YOUR INSTRUCTIONS —
From the entries that follow, extract each line holding the string "this".

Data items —
======

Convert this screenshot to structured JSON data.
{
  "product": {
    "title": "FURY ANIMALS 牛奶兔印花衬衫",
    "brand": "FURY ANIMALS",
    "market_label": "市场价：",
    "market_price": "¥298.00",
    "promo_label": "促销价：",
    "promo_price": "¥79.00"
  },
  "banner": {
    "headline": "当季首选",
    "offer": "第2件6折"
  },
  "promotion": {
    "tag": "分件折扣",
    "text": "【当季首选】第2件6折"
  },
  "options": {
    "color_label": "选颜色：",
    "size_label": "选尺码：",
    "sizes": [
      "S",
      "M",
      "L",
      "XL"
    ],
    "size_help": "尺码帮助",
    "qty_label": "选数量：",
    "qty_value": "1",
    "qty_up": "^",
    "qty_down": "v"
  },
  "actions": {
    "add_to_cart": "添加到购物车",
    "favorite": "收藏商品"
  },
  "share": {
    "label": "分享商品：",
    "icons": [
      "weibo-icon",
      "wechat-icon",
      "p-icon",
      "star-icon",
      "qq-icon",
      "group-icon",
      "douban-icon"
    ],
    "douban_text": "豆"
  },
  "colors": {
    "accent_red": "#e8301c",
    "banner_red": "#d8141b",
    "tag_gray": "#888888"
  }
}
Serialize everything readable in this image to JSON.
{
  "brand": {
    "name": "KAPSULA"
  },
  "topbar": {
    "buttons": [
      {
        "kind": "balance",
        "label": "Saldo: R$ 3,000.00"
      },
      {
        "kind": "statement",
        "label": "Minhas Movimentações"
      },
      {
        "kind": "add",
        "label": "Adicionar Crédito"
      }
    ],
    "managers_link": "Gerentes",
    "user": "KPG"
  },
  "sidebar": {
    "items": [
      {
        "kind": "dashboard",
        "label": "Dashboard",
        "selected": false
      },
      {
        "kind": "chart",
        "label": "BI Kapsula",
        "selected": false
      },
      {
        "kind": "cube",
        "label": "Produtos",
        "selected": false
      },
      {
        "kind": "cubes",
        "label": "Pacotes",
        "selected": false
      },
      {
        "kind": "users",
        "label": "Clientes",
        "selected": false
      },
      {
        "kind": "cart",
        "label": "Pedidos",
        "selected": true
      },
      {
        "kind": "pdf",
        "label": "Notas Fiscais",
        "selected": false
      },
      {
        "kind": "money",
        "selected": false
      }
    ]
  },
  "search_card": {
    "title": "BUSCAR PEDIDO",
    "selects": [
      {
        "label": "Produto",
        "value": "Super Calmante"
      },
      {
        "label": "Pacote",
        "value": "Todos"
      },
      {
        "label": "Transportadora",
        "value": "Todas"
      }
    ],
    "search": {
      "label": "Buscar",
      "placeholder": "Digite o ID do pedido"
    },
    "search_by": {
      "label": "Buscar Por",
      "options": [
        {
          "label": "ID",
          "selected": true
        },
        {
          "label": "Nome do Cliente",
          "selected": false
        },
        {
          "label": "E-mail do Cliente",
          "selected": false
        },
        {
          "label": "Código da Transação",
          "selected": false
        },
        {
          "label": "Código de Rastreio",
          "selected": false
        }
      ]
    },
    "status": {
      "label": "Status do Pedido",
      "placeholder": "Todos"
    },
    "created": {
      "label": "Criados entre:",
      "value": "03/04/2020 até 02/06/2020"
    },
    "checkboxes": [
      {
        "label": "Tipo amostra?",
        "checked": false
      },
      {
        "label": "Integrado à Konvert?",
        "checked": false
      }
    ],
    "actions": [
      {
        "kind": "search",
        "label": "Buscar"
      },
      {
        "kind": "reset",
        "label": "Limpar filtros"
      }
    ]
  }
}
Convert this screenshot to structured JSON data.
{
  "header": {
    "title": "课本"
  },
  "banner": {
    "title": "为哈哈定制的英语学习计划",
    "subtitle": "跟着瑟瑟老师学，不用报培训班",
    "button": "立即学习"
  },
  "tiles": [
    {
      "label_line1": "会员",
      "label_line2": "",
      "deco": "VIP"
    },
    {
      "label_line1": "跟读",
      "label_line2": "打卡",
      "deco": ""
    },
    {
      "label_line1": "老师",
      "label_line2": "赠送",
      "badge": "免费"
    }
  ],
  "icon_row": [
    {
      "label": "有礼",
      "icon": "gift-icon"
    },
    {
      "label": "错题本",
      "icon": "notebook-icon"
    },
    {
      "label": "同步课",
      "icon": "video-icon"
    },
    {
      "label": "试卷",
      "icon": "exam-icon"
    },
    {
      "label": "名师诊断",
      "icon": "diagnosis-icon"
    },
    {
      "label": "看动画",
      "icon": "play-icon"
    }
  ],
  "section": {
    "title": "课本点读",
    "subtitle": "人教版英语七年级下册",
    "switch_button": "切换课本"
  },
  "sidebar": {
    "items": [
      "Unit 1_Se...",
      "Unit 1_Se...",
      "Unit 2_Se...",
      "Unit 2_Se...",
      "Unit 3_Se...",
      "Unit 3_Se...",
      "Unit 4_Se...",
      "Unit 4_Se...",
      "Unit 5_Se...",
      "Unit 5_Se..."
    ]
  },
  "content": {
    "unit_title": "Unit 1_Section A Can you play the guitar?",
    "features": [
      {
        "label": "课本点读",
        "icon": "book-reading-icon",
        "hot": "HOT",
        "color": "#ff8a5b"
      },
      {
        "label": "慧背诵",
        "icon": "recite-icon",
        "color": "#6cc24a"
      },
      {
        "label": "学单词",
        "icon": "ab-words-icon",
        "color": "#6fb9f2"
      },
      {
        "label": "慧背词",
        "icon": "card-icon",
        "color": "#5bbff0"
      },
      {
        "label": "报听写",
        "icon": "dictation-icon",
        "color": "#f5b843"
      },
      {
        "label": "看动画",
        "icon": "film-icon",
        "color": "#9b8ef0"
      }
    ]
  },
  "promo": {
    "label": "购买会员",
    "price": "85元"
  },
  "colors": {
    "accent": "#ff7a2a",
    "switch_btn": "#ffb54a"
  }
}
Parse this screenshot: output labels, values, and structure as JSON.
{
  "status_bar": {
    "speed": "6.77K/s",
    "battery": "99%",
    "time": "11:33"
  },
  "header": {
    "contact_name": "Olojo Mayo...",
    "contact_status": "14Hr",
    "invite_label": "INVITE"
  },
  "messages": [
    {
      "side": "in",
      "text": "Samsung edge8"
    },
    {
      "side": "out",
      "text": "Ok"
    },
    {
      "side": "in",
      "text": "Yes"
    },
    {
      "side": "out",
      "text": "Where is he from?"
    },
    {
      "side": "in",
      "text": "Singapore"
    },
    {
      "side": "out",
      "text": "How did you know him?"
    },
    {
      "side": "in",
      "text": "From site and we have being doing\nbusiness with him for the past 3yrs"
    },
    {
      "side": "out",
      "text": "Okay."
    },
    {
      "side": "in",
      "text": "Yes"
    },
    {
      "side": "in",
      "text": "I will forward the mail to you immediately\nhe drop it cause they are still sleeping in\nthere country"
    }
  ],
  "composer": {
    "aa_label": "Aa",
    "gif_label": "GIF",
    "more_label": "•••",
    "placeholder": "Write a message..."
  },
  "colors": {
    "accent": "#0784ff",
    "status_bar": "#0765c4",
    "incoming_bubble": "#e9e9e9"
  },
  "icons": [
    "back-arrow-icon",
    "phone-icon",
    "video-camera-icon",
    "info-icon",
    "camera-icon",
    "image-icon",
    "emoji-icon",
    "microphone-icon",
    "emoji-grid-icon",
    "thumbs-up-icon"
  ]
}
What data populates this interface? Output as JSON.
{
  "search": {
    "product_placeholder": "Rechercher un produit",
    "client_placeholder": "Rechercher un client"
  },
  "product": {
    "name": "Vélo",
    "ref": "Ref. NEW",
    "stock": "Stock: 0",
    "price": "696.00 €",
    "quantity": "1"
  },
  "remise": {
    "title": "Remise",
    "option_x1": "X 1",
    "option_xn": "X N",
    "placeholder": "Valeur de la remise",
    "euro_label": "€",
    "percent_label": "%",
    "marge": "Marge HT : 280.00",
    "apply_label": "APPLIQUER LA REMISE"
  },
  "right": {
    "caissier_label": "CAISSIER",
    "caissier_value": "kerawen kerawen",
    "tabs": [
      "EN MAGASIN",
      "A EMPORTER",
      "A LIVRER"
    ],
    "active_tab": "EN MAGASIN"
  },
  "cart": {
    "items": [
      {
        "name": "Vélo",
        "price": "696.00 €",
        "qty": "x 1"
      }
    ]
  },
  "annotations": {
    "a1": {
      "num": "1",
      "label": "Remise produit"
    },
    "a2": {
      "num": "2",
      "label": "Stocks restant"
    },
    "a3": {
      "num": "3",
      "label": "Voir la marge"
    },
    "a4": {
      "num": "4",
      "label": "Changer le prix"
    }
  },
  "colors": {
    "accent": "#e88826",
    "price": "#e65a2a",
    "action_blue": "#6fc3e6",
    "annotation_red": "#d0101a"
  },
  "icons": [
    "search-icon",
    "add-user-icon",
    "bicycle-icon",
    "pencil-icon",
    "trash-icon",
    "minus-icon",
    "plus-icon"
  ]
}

======

ANSWER TO THE EXERCISE —
Convert this screenshot to structured JSON data.
Serialize everything readable in this image to JSON.
Convert this screenshot to structured JSON data.
Parse this screenshot: output labels, values, and structure as JSON.
What data populates this interface? Output as JSON.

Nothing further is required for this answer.